# [Aim]
Reproduce all of the data exactly, with no line skipped.

# [Working data]
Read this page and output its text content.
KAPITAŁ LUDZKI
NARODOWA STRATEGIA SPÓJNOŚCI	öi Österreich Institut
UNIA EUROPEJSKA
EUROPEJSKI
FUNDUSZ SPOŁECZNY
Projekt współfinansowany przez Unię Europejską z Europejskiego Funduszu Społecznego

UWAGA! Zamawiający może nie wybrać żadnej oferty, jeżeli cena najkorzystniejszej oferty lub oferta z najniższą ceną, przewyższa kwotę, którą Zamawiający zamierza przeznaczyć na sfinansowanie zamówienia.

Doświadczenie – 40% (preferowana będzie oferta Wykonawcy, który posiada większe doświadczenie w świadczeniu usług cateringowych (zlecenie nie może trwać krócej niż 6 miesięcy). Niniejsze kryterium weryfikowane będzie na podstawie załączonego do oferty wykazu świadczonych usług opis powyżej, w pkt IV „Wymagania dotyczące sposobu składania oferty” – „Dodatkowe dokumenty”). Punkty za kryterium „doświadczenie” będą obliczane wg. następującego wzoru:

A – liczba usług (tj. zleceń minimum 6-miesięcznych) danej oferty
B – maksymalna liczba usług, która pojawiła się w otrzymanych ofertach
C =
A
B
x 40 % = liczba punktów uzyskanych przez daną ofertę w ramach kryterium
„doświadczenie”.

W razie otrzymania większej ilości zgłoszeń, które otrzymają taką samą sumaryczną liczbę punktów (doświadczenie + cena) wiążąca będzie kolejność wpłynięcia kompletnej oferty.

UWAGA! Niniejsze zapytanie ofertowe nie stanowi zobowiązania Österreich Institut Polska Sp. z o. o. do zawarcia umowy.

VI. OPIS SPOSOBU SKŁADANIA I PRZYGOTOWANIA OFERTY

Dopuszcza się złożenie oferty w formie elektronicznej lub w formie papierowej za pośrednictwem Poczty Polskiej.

# [The response]
Read this page and output its text content.
KAPITAŁ LUDZKI
NARODOWA STRATEGIA SPÓJNOŚCI	öi Österreich Institut
UNIA EUROPEJSKA
EUROPEJSKI
FUNDUSZ SPOŁECZNY
Projekt współfinansowany przez Unię Europejską z Europejskiego Funduszu Społecznego

UWAGA! Zamawiający może nie wybrać żadnej oferty, jeżeli cena najkorzystniejszej oferty lub oferta z najniższą ceną, przewyższa kwotę, którą Zamawiający zamierza przeznaczyć na sfinansowanie zamówienia.

Doświadczenie – 40% (preferowana będzie oferta Wykonawcy, który posiada większe doświadczenie w świadczeniu usług cateringowych (zlecenie nie może trwać krócej niż 6 miesięcy). Niniejsze kryterium weryfikowane będzie na podstawie załączonego do oferty wykazu świadczonych usług opis powyżej, w pkt IV „Wymagania dotyczące sposobu składania oferty” – „Dodatkowe dokumenty”). Punkty za kryterium „doświadczenie” będą obliczane wg. następującego wzoru:

A – liczba usług (tj. zleceń minimum 6-miesięcznych) danej oferty
B – maksymalna liczba usług, która pojawiła się w otrzymanych ofertach
C =
A
B
x 40 % = liczba punktów uzyskanych przez daną ofertę w ramach kryterium
„doświadczenie”.

W razie otrzymania większej ilości zgłoszeń, które otrzymają taką samą sumaryczną liczbę punktów (doświadczenie + cena) wiążąca będzie kolejność wpłynięcia kompletnej oferty.

UWAGA! Niniejsze zapytanie ofertowe nie stanowi zobowiązania Österreich Institut Polska Sp. z o. o. do zawarcia umowy.

VI. OPIS SPOSOBU SKŁADANIA I PRZYGOTOWANIA OFERTY

Dopuszcza się złożenie oferty w formie elektronicznej lub w formie papierowej za pośrednictwem Poczty Polskiej.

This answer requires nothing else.